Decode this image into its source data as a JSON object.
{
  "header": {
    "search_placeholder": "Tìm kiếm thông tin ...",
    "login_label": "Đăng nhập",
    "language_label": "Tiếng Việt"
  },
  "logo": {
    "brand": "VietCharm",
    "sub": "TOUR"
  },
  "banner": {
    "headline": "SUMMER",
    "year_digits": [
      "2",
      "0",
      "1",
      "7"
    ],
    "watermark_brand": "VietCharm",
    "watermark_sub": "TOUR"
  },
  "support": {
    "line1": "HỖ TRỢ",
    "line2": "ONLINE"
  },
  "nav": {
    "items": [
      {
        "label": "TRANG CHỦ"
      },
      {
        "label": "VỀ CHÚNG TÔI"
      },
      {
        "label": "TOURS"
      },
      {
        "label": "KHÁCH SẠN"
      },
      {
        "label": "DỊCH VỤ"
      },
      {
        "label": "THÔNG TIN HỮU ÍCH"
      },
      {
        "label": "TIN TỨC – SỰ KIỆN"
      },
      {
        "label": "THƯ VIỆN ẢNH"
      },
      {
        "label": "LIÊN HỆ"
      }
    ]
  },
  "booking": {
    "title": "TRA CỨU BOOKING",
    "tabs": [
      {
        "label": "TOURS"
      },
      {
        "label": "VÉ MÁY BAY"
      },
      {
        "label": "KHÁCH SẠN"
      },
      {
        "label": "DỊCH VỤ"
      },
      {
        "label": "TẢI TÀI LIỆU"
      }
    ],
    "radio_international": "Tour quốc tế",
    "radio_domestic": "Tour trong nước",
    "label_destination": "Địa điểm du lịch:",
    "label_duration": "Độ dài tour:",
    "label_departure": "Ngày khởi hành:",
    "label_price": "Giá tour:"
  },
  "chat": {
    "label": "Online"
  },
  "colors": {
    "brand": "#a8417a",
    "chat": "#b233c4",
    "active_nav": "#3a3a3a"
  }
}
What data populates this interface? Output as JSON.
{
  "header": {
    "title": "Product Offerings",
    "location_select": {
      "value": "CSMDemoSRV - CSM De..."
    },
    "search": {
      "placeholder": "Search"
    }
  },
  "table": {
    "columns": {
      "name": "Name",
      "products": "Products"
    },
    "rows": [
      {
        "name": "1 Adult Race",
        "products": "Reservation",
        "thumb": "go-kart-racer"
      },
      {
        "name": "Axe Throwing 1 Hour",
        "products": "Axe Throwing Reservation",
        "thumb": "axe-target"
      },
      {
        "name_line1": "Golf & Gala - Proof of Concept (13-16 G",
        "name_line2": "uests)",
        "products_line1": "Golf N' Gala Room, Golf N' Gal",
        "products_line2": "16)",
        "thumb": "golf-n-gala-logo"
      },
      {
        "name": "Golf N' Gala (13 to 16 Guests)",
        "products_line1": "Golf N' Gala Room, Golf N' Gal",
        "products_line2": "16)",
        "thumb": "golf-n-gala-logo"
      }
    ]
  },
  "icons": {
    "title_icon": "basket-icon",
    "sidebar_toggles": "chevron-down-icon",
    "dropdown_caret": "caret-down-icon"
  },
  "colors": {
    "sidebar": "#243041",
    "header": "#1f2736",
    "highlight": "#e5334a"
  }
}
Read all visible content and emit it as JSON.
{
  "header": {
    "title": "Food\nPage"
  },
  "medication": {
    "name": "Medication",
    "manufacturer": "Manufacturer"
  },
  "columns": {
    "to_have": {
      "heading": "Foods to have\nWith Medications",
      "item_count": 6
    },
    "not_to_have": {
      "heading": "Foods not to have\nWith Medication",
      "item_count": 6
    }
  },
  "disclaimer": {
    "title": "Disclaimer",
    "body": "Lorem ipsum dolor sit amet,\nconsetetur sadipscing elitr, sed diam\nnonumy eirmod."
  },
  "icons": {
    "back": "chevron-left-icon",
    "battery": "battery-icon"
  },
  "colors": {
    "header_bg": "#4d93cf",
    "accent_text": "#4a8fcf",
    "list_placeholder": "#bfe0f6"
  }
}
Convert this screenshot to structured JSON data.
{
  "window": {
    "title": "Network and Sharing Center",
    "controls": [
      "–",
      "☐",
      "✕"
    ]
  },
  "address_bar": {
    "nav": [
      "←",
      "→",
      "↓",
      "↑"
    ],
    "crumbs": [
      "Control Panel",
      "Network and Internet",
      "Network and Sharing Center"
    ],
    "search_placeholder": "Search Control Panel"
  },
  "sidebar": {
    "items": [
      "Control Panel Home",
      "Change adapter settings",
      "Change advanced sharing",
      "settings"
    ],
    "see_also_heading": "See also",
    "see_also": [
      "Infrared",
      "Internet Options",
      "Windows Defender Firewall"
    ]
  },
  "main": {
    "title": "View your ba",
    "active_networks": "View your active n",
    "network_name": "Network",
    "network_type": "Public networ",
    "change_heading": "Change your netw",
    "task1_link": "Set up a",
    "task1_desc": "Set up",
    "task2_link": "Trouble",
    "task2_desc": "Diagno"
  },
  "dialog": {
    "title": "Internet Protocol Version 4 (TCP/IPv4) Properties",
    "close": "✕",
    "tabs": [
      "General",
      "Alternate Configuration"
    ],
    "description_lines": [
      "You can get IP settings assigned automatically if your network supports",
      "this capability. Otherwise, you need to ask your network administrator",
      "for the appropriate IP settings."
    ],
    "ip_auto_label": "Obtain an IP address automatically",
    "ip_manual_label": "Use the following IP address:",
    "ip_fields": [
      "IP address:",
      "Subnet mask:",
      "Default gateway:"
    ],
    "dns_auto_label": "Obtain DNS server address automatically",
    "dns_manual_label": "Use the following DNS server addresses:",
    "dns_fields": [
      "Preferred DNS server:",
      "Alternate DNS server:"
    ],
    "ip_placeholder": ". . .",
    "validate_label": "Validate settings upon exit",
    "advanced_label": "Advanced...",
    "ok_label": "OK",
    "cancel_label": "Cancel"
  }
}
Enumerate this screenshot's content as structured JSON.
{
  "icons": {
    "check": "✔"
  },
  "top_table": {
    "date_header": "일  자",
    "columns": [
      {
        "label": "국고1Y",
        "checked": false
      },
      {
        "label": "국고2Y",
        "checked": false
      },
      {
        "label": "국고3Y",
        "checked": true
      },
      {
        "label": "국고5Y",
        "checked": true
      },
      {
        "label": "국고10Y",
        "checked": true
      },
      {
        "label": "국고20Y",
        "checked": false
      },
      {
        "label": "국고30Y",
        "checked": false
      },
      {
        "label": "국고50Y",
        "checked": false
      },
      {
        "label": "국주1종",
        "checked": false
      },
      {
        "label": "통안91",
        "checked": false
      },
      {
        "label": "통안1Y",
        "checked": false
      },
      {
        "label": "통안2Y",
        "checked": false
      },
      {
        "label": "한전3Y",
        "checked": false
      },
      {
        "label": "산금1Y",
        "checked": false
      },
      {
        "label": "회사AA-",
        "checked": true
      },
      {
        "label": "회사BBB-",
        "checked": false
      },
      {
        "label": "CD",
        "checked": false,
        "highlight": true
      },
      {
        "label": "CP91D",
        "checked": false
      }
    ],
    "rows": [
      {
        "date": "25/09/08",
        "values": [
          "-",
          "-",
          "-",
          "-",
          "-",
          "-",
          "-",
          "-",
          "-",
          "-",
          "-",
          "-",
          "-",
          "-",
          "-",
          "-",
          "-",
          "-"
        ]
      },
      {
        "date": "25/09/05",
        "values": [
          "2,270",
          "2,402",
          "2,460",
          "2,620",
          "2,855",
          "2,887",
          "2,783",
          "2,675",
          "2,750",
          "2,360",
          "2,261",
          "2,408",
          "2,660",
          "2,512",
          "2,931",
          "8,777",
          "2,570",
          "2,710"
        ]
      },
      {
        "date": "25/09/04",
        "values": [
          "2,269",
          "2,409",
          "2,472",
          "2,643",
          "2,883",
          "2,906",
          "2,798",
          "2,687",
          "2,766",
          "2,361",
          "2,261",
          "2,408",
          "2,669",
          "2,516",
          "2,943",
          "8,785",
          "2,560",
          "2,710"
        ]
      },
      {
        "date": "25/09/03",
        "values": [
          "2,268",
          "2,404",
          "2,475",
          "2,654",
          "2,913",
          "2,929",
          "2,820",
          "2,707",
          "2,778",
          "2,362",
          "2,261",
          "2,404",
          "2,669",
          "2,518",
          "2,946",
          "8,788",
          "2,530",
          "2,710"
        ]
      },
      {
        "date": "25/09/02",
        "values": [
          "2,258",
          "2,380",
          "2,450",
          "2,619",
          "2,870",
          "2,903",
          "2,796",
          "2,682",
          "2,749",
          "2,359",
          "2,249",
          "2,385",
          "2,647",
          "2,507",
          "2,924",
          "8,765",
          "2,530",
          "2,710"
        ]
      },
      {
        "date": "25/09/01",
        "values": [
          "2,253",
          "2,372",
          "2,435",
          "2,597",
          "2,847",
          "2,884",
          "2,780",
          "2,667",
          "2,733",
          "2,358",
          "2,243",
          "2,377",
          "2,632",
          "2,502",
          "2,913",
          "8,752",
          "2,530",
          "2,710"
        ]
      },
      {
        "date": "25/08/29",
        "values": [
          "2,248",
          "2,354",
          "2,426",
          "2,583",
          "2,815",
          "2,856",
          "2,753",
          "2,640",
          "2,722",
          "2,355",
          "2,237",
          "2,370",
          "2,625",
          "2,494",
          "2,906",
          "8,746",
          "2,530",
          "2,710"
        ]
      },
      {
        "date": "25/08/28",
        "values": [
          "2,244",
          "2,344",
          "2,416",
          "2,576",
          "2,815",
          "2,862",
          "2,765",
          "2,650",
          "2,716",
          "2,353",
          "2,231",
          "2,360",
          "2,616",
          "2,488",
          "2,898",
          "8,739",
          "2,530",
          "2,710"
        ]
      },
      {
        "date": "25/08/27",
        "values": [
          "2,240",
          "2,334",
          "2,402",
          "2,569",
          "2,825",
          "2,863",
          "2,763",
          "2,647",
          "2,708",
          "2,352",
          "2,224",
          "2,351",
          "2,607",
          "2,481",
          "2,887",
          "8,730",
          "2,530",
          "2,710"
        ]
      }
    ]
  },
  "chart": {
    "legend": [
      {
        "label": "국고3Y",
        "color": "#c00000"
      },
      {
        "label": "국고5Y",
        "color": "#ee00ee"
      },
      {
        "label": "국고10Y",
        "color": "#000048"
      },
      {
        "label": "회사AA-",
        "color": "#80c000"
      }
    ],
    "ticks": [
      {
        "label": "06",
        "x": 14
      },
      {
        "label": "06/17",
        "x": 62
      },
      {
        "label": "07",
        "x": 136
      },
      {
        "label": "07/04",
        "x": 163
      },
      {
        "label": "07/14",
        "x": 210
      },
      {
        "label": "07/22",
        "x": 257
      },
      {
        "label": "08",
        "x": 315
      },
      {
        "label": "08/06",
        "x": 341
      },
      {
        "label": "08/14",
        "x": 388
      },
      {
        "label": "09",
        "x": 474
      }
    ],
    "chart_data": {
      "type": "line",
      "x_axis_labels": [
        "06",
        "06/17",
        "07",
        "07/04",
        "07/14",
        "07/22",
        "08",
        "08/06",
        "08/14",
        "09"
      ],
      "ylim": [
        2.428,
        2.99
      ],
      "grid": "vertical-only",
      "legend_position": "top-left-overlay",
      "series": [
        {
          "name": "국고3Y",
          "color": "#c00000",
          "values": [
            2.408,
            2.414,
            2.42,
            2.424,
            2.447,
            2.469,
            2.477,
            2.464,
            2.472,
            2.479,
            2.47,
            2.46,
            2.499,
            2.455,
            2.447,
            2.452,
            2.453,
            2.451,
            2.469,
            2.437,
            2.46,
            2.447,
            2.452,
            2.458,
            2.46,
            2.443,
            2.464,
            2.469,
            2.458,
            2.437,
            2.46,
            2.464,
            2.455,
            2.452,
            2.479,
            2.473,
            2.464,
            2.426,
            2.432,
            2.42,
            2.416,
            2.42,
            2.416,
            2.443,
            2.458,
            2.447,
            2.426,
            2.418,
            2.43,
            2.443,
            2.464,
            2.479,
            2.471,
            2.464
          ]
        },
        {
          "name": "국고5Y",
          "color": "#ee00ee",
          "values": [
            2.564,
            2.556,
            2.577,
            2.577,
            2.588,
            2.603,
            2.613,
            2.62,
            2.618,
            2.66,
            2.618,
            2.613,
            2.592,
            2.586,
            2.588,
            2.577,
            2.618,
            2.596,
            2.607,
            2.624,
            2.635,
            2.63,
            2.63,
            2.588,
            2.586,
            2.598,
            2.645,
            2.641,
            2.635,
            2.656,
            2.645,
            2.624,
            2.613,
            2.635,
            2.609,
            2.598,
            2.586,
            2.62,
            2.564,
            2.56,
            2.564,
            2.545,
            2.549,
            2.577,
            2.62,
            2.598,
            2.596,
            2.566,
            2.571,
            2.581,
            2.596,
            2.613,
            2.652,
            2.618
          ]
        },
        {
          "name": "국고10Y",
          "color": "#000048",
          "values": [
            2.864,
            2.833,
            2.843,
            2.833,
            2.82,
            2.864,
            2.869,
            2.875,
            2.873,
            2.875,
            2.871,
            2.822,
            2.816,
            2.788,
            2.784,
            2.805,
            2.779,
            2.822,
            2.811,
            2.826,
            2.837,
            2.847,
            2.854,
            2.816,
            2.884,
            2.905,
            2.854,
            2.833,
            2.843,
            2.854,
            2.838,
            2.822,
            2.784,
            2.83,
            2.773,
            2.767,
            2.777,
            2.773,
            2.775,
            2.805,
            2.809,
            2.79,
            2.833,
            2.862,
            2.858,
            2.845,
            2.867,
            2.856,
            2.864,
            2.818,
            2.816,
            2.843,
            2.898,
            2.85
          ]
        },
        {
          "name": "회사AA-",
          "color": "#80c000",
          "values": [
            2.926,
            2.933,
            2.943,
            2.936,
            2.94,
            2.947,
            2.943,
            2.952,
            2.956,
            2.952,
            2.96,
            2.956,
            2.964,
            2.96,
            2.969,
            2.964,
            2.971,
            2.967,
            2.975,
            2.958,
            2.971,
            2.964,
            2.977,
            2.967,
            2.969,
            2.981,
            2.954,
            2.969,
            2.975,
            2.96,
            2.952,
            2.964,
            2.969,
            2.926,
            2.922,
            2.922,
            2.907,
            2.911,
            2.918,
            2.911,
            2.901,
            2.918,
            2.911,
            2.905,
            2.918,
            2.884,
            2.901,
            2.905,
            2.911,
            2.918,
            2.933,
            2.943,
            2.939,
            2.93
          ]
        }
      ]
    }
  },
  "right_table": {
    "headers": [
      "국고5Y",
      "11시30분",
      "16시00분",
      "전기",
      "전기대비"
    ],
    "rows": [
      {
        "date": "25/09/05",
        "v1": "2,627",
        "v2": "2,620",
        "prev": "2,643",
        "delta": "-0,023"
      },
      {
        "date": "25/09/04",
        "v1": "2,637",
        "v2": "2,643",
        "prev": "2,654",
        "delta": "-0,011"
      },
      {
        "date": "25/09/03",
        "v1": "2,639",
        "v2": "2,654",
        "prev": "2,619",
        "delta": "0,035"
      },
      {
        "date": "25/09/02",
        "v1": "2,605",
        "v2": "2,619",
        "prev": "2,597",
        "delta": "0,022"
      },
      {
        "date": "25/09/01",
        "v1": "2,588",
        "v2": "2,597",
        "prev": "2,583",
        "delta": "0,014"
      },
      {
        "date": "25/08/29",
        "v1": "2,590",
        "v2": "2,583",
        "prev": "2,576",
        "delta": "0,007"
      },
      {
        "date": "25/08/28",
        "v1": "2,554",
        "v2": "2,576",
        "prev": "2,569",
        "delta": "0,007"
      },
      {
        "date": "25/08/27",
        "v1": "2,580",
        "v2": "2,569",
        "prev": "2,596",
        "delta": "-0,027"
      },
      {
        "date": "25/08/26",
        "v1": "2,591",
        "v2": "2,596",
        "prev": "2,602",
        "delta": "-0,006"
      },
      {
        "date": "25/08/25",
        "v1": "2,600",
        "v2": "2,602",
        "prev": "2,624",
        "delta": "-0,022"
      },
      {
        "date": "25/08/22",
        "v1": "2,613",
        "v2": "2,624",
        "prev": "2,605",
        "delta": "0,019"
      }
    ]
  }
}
━━━━━━━━━━━━━━━━━━━━━━━━━━━━━━
▶ **THE REQUEST**
Select all lines in the listing that include the word "JSON".

▶ **EXERCISE ANSWER**
Decode this image into its source data as a JSON object.
What data populates this interface? Output as JSON.
Read all visible content and emit it as JSON.
Convert this screenshot to structured JSON data.
Enumerate this screenshot's content as structured JSON.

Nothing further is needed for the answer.